====== TASK DATA ======

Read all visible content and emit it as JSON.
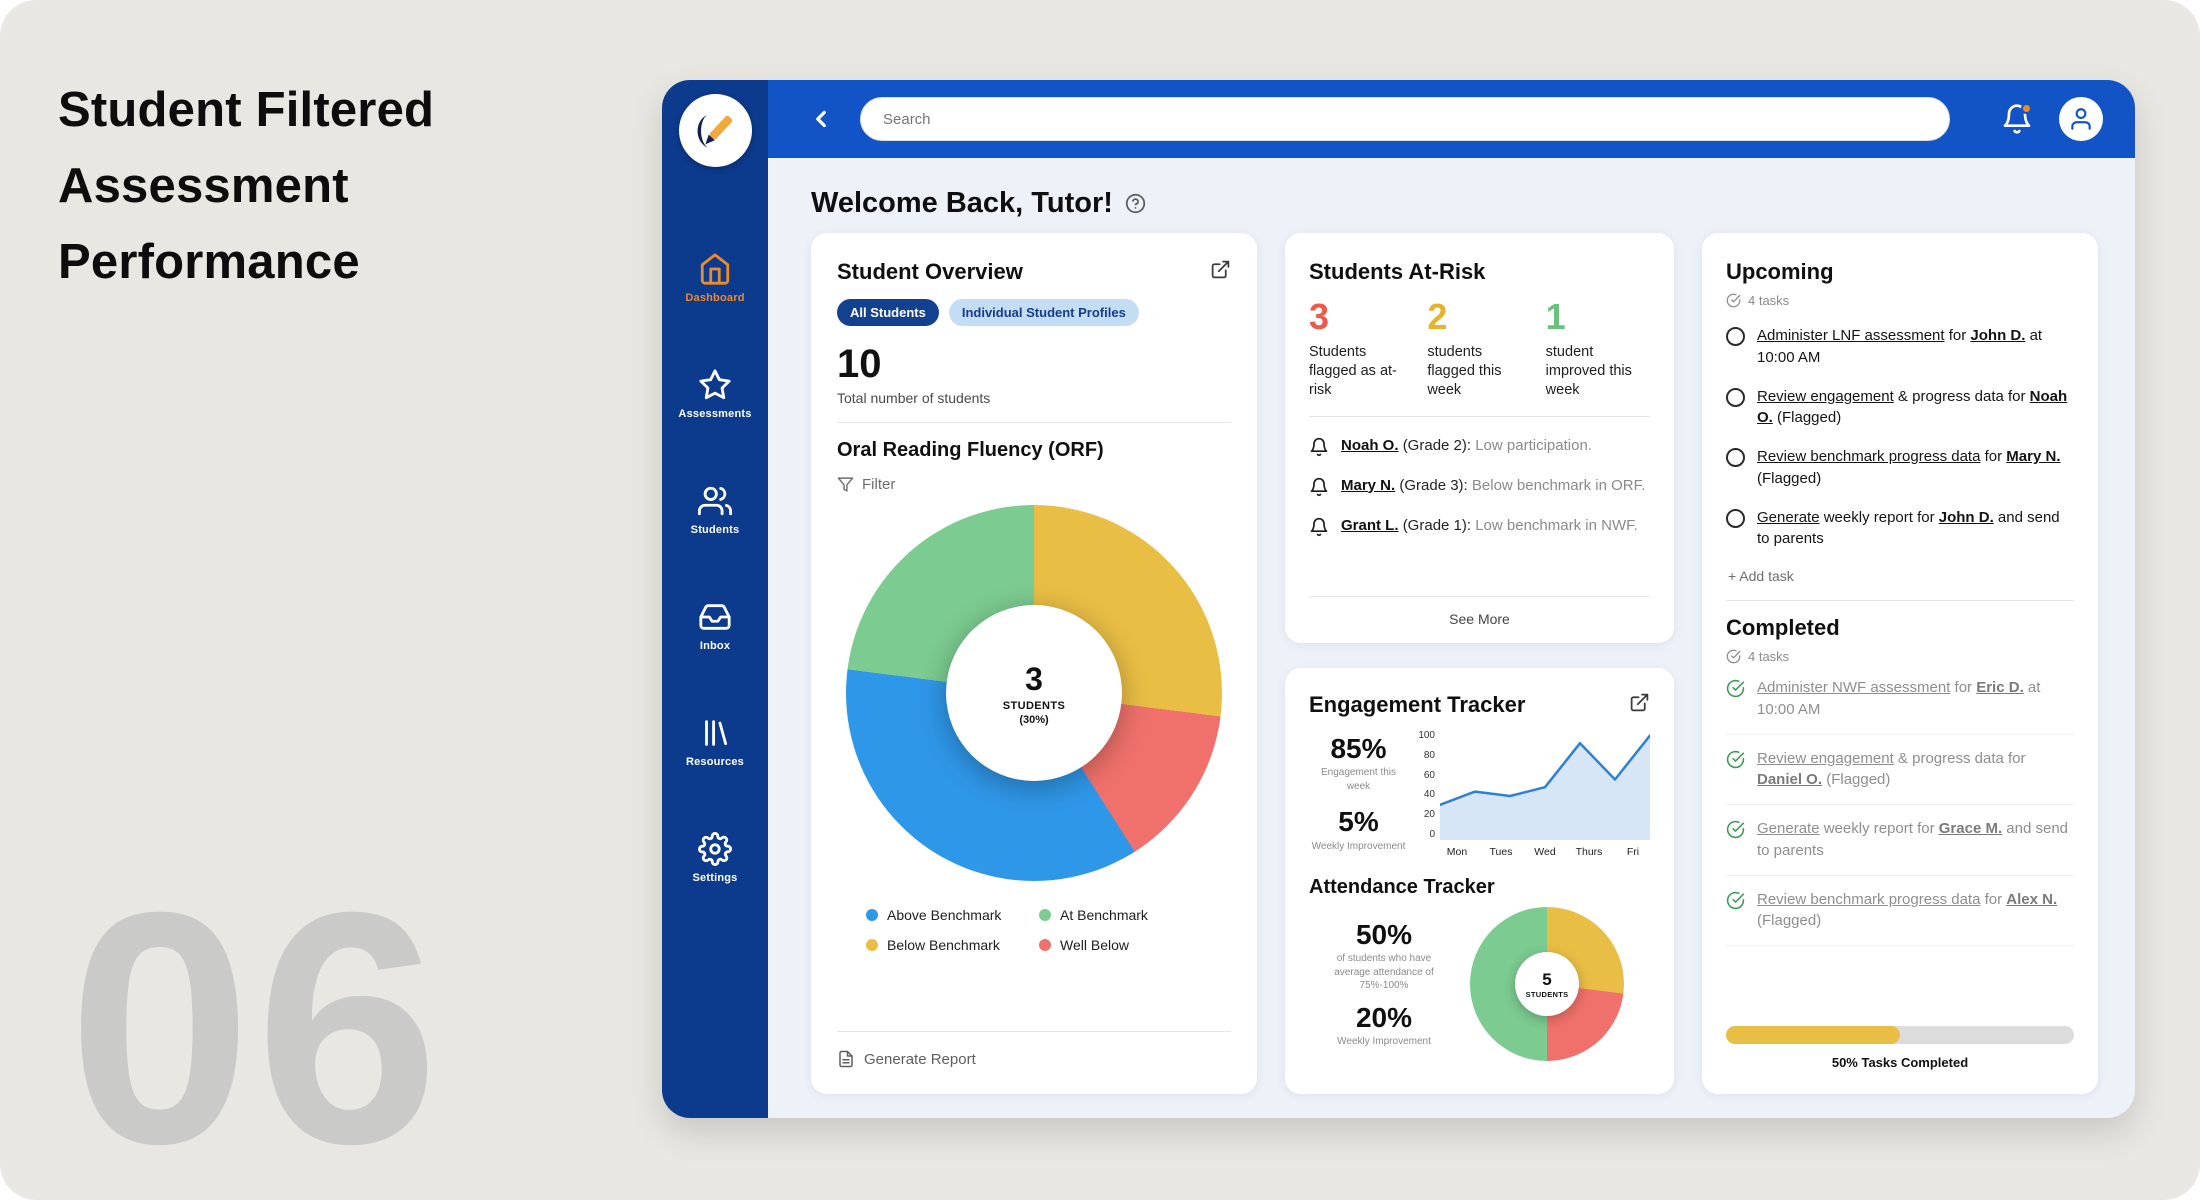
{
  "page": {
    "title_lines": [
      "Student Filtered",
      "Assessment",
      "Performance"
    ],
    "watermark": "06"
  },
  "colors": {
    "sidebar": "#0C3A8C",
    "header_blue": "#1254C6",
    "accent_orange": "#EE8A2E",
    "chart_blue": "#2F97E8",
    "chart_green": "#7CCB90",
    "chart_yellow": "#E9BE45",
    "chart_red": "#F0716B",
    "progress_yellow": "#E9BE45"
  },
  "sidebar": {
    "items": [
      {
        "label": "Dashboard",
        "icon": "home-icon",
        "active": true
      },
      {
        "label": "Assessments",
        "icon": "star-icon",
        "active": false
      },
      {
        "label": "Students",
        "icon": "students-icon",
        "active": false
      },
      {
        "label": "Inbox",
        "icon": "inbox-icon",
        "active": false
      },
      {
        "label": "Resources",
        "icon": "books-icon",
        "active": false
      },
      {
        "label": "Settings",
        "icon": "gear-icon",
        "active": false
      }
    ]
  },
  "header": {
    "search_placeholder": "Search"
  },
  "welcome": {
    "title": "Welcome Back, Tutor!"
  },
  "student_overview": {
    "title": "Student Overview",
    "tab_all": "All Students",
    "tab_individual": "Individual Student Profiles",
    "total_value": "10",
    "total_label": "Total number of students",
    "section_title": "Oral Reading Fluency (ORF)",
    "filter_label": "Filter",
    "generate_report": "Generate Report"
  },
  "at_risk": {
    "title": "Students At-Risk",
    "stats": [
      {
        "value": "3",
        "label": "Students flagged as at-risk",
        "color": "#F0584A"
      },
      {
        "value": "2",
        "label": "students flagged this week",
        "color": "#E5B32F"
      },
      {
        "value": "1",
        "label": "student improved this week",
        "color": "#67C27C"
      }
    ],
    "alerts": [
      {
        "name": "Noah O.",
        "grade": "(Grade 2):",
        "desc": "Low participation."
      },
      {
        "name": "Mary N.",
        "grade": "(Grade 3):",
        "desc": "Below benchmark in ORF."
      },
      {
        "name": "Grant L.",
        "grade": "(Grade 1):",
        "desc": "Low benchmark in NWF."
      }
    ],
    "see_more": "See More"
  },
  "engagement": {
    "title": "Engagement Tracker",
    "stat1_value": "85%",
    "stat1_label": "Engagement this week",
    "stat2_value": "5%",
    "stat2_label": "Weekly Improvement",
    "attendance_title": "Attendance Tracker",
    "att1_value": "50%",
    "att1_label": "of students who have average attendance of 75%-100%",
    "att2_value": "20%",
    "att2_label": "Weekly Improvement"
  },
  "upcoming": {
    "title": "Upcoming",
    "count": "4 tasks",
    "tasks": [
      {
        "lead": "Administer LNF assessment",
        "mid": " for ",
        "name": "John D.",
        "tail": " at 10:00 AM"
      },
      {
        "lead": "Review engagement",
        "mid": " & progress data for ",
        "name": "Noah O.",
        "tail": " (Flagged)"
      },
      {
        "lead": "Review benchmark progress data",
        "mid": " for ",
        "name": "Mary N.",
        "tail": " (Flagged)"
      },
      {
        "lead": "Generate",
        "mid": " weekly report for ",
        "name": "John D.",
        "tail": " and send to parents"
      }
    ],
    "add_task": "+ Add task"
  },
  "completed": {
    "title": "Completed",
    "count": "4 tasks",
    "tasks": [
      {
        "lead": "Administer NWF assessment",
        "mid": " for ",
        "name": "Eric D.",
        "tail": " at 10:00 AM"
      },
      {
        "lead": "Review engagement",
        "mid": " & progress data for ",
        "name": "Daniel O.",
        "tail": " (Flagged)"
      },
      {
        "lead": "Generate",
        "mid": " weekly report for ",
        "name": "Grace M.",
        "tail": " and send to parents"
      },
      {
        "lead": "Review benchmark progress data",
        "mid": " for ",
        "name": "Alex N.",
        "tail": " (Flagged)"
      }
    ],
    "progress_pct": 50,
    "progress_label": "50% Tasks Completed"
  },
  "chart_data": [
    {
      "id": "orf-donut",
      "type": "pie",
      "title": "Oral Reading Fluency (ORF)",
      "labels": [
        "Above Benchmark",
        "At Benchmark",
        "Below Benchmark",
        "Well Below"
      ],
      "values": [
        36,
        23,
        27,
        14
      ],
      "colors": [
        "#2F97E8",
        "#7CCB90",
        "#E9BE45",
        "#F0716B"
      ],
      "order": [
        2,
        3,
        0,
        1
      ],
      "total_students": 10,
      "center": {
        "value": "3",
        "label": "STUDENTS",
        "pct": "(30%)"
      }
    },
    {
      "id": "engagement-line",
      "type": "area",
      "x_labels": [
        "Mon",
        "Tues",
        "Wed",
        "Thurs",
        "Fri"
      ],
      "y_ticks": [
        "100",
        "80",
        "60",
        "40",
        "20",
        "0"
      ],
      "values": [
        32,
        44,
        40,
        48,
        88,
        55,
        95
      ],
      "ylim": [
        0,
        100
      ],
      "line_color": "#2E7FD6",
      "fill_color": "#D7E6F7"
    },
    {
      "id": "attendance-donut",
      "type": "pie",
      "values": [
        50,
        27,
        23
      ],
      "colors": [
        "#7CCB90",
        "#E9BE45",
        "#F0716B"
      ],
      "order": [
        1,
        2,
        0
      ],
      "center": {
        "value": "5",
        "label": "STUDENTS"
      }
    }
  ]
}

======

■ **EXERCISE DESCRIPTION**
Report the number of lines that include the string "Reading"; return nothing but the count.

■ **RESPONSE TO THE TASK**
2